● **DOCUMENT EXCERPT**
- Opening Delimiter -
Reputation: 100
If rules are implemented in the app code itself and compared to the data children in the database, why do we still need security rules?
Case example: The host of a group chat can kick users out. How do we know he is the host and can kick them out? Well, by adding a child where it specifies that he IS the host of the groupchat and make sure that data is known to all group chat members. (it could be his unique "displayName" as a value to the key "Host")
From the case example above, why would one want to add a security rule to this? There is already a "logic" rule used by the app in communication with the database "host" child.
I am fairly new to security rules. I did some reading but reached no answer for my question. I apologise if something is obvious here.
Upvotes: 1
Views: 111
Reputation: 598728
In a traditional three-tier architecture you'd implement the application logic on the server, where you can rest assured that it's the code you wrote that it accessing the database. When using a backend-as-as-service though, you have only two tiers: you client-side application code accesses the database directly.
To allow the app to talk directly to the database, the configuration data necessary to access your Firebase project is kept in the app itself. But that also means that a malicious user can copy the configuration data from your app and make API calls against your project with their code.
- Closing Delimiter -
● **WHAT YOU WILL DO**
1) In the discussion about Firebase security rules, how many tiers does an app have when it uses a backend-as-a-service?
2) Retype the part of the discussion about Firebase security rules starting at "Case example: The" and ending at "is obvious here.".
3) Continue the discussion about Firebase security rules after its last sentence.

● **DATASET CONTENT**
- Opening Delimiter -
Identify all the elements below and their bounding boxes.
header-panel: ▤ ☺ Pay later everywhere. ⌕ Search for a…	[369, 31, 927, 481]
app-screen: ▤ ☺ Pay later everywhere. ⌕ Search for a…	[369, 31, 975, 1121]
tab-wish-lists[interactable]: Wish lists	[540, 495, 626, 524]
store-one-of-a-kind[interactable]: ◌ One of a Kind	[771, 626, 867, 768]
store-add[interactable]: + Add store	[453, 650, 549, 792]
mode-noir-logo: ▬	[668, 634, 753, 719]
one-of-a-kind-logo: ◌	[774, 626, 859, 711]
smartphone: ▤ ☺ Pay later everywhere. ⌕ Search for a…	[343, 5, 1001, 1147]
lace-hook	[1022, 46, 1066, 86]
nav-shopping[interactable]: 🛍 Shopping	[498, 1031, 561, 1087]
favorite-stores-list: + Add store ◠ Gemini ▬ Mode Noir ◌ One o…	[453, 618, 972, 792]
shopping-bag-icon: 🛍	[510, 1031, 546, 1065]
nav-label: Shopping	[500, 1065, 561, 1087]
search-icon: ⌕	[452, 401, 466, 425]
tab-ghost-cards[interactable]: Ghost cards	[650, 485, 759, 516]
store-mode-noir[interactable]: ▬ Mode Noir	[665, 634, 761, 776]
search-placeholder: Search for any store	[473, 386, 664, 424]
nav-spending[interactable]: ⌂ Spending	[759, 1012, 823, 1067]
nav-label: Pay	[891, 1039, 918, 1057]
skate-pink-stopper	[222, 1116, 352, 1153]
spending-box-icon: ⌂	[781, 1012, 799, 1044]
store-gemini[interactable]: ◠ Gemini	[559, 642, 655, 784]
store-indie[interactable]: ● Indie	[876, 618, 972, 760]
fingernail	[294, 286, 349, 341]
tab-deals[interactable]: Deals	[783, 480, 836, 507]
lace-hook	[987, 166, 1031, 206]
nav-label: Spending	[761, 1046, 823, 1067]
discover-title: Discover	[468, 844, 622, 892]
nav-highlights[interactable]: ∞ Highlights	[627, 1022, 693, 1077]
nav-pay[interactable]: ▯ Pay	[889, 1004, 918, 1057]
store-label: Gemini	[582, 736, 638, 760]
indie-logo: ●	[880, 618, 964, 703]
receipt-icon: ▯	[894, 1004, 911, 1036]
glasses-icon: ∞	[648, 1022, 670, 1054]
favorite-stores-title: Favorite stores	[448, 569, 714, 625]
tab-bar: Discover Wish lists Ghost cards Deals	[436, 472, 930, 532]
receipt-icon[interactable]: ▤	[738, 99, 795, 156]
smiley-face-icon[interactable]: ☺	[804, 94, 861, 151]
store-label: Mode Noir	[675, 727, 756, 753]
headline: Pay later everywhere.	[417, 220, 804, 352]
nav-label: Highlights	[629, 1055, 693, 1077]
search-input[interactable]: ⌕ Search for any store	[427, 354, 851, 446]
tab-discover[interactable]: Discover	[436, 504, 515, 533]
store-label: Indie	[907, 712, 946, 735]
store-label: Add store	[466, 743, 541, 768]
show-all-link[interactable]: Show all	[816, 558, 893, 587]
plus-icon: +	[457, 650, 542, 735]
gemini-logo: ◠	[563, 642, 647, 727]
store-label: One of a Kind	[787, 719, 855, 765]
- Closing Delimiter -
● **EXERCISE RESULTS**
1) Two tiers: the client-side application code accesses the database directly.

2)
Case example: The host of a group chat can kick users out. How do we know he is the host and can kick them out? Well, by adding a child where it specifies that he IS the host of the groupchat and make sure that data is known to all group chat members. (it could be his unique "displayName" as a value to the key "Host")
From the case example above, why would one want to add a security rule to this? There is already a "logic" rule used by the app in communication with the database "host" child.
I am fairly new to security rules. I did some reading but reached no answer for my question. I apologise if something is obvious here.

3)
If you don't implement security rules, the malicious user can (and thus will) do whatever they want to your data, including reading the entire database, and possibly overwriting parts or all of the data. It really only takes a few lines of JavaScript code to wreak havoc on an unprotected database.
In this two-tier system the security rules of your database function as its server-side application logic. They enforce the rules you want to apply to your database, and nobody can bypass them using the client-side SDKs.
Since you're new to using security rules, I highly recommend checking out the video on this documentation page.
You'll typically want to combine security rules with the new Firebase App Check feature, to both reduce broad abuse and have fine-grained access control.